▶ Extract to read:
“This is still the game I love”: Chasing a basketball dream through the North Carolina Coyotes

Story by: Chapel Fowler

Photos by: Will Melfi

DURHAM — Nelson White had worked for years to get here.

He started his high school basketball career as a freshman benchwarmer. Over the next three seasons at Voyager Academy, he blossomed into a starting point guard and team captain who, as a senior, helped the Vikings win the 2016 NCHSAA 1A state championship.

Then he played two seasons at Lenoir Community College, where he earned an associate’s degree and averaged 12 points, seven rebounds and four assists as a sophomore.

When his coach there asked him where he’d like to play next, White said N.C. A&T. The HBCU had his desired major — construction management — and it was “close enough but far enough” from his Durham home. The program was improving quickly under then-coach Jay Joyner, too.

“All right, cool, I’ll just call my people,” White recalled the coach telling him. “I know the whole coaching staff over there.”

▶ Instructions:
a) From the story about Nelson White's basketball career, extract the passage that begins at the words "Then he played" and stops after "Jay Joyner, too.".
b) Extend the story about Nelson White's basketball career, picking up right after its last sentence.
The material that comes after this story has no connection to it.

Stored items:
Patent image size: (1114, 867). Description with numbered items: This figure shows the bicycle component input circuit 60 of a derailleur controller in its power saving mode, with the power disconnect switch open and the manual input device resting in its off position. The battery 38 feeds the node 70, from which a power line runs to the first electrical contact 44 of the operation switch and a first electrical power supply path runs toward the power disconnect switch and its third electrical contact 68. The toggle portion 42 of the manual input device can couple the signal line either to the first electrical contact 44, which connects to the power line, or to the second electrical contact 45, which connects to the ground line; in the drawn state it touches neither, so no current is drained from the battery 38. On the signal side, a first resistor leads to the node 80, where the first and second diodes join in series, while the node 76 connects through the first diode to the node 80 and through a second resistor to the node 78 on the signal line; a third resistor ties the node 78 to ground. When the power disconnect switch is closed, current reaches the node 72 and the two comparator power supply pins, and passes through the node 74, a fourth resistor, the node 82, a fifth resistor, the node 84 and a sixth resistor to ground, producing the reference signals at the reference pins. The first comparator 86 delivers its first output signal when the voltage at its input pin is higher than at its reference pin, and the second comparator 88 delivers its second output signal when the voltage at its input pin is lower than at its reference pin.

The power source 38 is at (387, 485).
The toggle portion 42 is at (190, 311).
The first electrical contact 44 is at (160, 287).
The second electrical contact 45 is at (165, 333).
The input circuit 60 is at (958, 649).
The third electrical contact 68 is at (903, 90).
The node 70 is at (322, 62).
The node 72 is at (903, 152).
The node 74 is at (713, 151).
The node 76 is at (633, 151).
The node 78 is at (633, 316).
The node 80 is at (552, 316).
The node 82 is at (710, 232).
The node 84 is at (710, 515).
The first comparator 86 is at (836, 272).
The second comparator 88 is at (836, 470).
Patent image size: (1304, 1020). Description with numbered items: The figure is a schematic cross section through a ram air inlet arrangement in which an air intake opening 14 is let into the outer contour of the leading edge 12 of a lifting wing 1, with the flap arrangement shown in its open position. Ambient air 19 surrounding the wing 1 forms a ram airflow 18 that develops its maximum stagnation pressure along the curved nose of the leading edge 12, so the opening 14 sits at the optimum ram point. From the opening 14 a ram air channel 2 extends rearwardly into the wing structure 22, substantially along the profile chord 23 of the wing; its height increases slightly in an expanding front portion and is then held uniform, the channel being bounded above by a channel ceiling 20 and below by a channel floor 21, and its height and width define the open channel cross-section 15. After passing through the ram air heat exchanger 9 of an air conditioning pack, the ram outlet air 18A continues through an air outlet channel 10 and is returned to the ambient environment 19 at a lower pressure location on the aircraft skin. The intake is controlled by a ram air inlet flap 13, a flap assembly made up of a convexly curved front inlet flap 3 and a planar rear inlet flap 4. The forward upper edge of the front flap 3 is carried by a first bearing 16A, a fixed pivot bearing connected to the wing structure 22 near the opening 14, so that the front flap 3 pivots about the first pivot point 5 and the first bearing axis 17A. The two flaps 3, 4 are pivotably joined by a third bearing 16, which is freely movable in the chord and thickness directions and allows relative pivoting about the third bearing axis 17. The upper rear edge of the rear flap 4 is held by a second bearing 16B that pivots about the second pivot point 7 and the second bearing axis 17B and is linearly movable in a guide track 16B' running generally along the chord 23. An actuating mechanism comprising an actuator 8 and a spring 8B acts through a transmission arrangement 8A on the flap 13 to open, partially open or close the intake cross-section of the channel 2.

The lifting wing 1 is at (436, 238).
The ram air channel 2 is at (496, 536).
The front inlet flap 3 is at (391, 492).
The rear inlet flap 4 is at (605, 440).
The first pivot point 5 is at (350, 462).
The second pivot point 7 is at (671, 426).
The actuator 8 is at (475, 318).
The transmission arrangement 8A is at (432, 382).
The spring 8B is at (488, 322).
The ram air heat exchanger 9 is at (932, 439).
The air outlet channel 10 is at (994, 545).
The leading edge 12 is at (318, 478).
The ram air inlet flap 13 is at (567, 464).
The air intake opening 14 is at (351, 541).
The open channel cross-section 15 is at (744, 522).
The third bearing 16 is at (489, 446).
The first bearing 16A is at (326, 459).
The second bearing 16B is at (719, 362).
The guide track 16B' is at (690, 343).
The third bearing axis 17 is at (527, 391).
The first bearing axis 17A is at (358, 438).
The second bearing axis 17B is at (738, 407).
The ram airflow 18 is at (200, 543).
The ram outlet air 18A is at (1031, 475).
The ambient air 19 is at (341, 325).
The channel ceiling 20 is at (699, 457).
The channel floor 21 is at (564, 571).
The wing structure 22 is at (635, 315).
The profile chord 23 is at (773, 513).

▶ Answers per task:
a)
Then he played two seasons at Lenoir Community College, where he earned an associate’s degree and averaged 12 points, seven rebounds and four assists as a sophomore.

When his coach there asked him where he’d like to play next, White said N.C. A&T. The HBCU had his desired major — construction management — and it was “close enough but far enough” from his Durham home. The program was improving quickly under then-coach Jay Joyner, too.

b)
He was proactive that spring and summer. He asked for contact information. He sent email after email and never heard back. At his orientation, he handwrote a letter explaining his situation and stuck it between the closed doors of the basketball offices.

And on the first day of classes, two falls ago in Greensboro, White showed up at the office again and introduced himself to an assistant and a manager, eager to claim the spot promised to him on the Aggies’ roster: “My coach was supposed to be talking to y’all. I’m Nelson.”

“But they had never heard of me,” he said.

Already an enrolled student at this point, White didn’t give up. He stopped by daily for the next two weeks, asking for any role in the program, on or off the court, to get his foot in the door. No dice.

Just like that, his basketball dream — propped up on the roster spot he’d been assured he had — was again on delay.

That’s where the North Carolina Coyotes came in.

North Carolina Coyotes players, including guard Nelson White (1), huddle ahead of their season opener in February against the Hampton Roads Warriors.

‘You’ve got responsibilities’

Unlike baseball — which boasts an expansive and well organized “farm team” pyramid under MLB — basketball has no such structure. There’s the NBA, then its developmental arm, the G League.

Everything else is unsanctioned.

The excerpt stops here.